____ Exercise materials

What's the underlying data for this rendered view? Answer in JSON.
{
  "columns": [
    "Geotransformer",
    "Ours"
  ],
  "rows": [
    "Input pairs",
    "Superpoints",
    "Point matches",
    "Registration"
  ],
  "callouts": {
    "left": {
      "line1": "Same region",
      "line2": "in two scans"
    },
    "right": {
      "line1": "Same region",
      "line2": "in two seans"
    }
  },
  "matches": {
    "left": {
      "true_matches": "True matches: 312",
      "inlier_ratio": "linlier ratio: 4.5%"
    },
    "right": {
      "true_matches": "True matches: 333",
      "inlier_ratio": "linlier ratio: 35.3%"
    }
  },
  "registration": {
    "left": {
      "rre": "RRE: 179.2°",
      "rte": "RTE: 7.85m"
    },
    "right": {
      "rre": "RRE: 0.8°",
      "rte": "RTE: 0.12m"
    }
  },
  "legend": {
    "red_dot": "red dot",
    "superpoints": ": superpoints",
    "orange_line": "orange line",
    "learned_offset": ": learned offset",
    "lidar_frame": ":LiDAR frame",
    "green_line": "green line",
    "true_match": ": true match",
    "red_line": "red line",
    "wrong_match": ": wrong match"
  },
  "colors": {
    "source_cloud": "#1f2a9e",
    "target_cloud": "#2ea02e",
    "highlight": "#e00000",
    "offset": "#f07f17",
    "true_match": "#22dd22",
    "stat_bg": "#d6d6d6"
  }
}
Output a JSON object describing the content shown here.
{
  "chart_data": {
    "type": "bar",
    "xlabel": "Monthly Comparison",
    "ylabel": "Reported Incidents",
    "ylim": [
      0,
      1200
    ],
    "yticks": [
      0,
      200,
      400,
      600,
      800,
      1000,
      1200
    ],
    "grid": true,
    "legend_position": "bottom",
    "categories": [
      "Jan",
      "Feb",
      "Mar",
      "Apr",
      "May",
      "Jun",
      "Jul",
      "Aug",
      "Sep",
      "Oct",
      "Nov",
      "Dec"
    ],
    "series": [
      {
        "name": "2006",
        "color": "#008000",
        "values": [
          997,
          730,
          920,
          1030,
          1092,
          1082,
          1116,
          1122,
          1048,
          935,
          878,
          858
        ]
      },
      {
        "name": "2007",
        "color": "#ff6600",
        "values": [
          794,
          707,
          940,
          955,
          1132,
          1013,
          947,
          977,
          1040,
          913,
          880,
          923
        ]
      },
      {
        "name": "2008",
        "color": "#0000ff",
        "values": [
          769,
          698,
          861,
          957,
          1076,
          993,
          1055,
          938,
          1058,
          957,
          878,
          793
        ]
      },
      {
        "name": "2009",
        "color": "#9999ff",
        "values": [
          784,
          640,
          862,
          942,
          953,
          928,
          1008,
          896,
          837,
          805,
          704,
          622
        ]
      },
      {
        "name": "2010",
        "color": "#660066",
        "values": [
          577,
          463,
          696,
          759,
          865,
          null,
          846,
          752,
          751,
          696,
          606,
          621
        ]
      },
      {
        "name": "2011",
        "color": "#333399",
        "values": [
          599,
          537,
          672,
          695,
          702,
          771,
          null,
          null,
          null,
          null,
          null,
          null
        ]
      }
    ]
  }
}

________

> [Task requirements]: From the records above, extract every entry verbatim.

> [Solution for this task]:
What's the underlying data for this rendered view? Answer in JSON.
{
  "columns": [
    "Geotransformer",
    "Ours"
  ],
  "rows": [
    "Input pairs",
    "Superpoints",
    "Point matches",
    "Registration"
  ],
  "callouts": {
    "left": {
      "line1": "Same region",
      "line2": "in two scans"
    },
    "right": {
      "line1": "Same region",
      "line2": "in two seans"
    }
  },
  "matches": {
    "left": {
      "true_matches": "True matches: 312",
      "inlier_ratio": "linlier ratio: 4.5%"
    },
    "right": {
      "true_matches": "True matches: 333",
      "inlier_ratio": "linlier ratio: 35.3%"
    }
  },
  "registration": {
    "left": {
      "rre": "RRE: 179.2°",
      "rte": "RTE: 7.85m"
    },
    "right": {
      "rre": "RRE: 0.8°",
      "rte": "RTE: 0.12m"
    }
  },
  "legend": {
    "red_dot": "red dot",
    "superpoints": ": superpoints",
    "orange_line": "orange line",
    "learned_offset": ": learned offset",
    "lidar_frame": ":LiDAR frame",
    "green_line": "green line",
    "true_match": ": true match",
    "red_line": "red line",
    "wrong_match": ": wrong match"
  },
  "colors": {
    "source_cloud": "#1f2a9e",
    "target_cloud": "#2ea02e",
    "highlight": "#e00000",
    "offset": "#f07f17",
    "true_match": "#22dd22",
    "stat_bg": "#d6d6d6"
  }
}
Output a JSON object describing the content shown here.
{
  "chart_data": {
    "type": "bar",
    "xlabel": "Monthly Comparison",
    "ylabel": "Reported Incidents",
    "ylim": [
      0,
      1200
    ],
    "yticks": [
      0,
      200,
      400,
      600,
      800,
      1000,
      1200
    ],
    "grid": true,
    "legend_position": "bottom",
    "categories": [
      "Jan",
      "Feb",
      "Mar",
      "Apr",
      "May",
      "Jun",
      "Jul",
      "Aug",
      "Sep",
      "Oct",
      "Nov",
      "Dec"
    ],
    "series": [
      {
        "name": "2006",
        "color": "#008000",
        "values": [
          997,
          730,
          920,
          1030,
          1092,
          1082,
          1116,
          1122,
          1048,
          935,
          878,
          858
        ]
      },
      {
        "name": "2007",
        "color": "#ff6600",
        "values": [
          794,
          707,
          940,
          955,
          1132,
          1013,
          947,
          977,
          1040,
          913,
          880,
          923
        ]
      },
      {
        "name": "2008",
        "color": "#0000ff",
        "values": [
          769,
          698,
          861,
          957,
          1076,
          993,
          1055,
          938,
          1058,
          957,
          878,
          793
        ]
      },
      {
        "name": "2009",
        "color": "#9999ff",
        "values": [
          784,
          640,
          862,
          942,
          953,
          928,
          1008,
          896,
          837,
          805,
          704,
          622
        ]
      },
      {
        "name": "2010",
        "color": "#660066",
        "values": [
          577,
          463,
          696,
          759,
          865,
          null,
          846,
          752,
          751,
          696,
          606,
          621
        ]
      },
      {
        "name": "2011",
        "color": "#333399",
        "values": [
          599,
          537,
          672,
          695,
          702,
          771,
          null,
          null,
          null,
          null,
          null,
          null
        ]
      }
    ]
  }
}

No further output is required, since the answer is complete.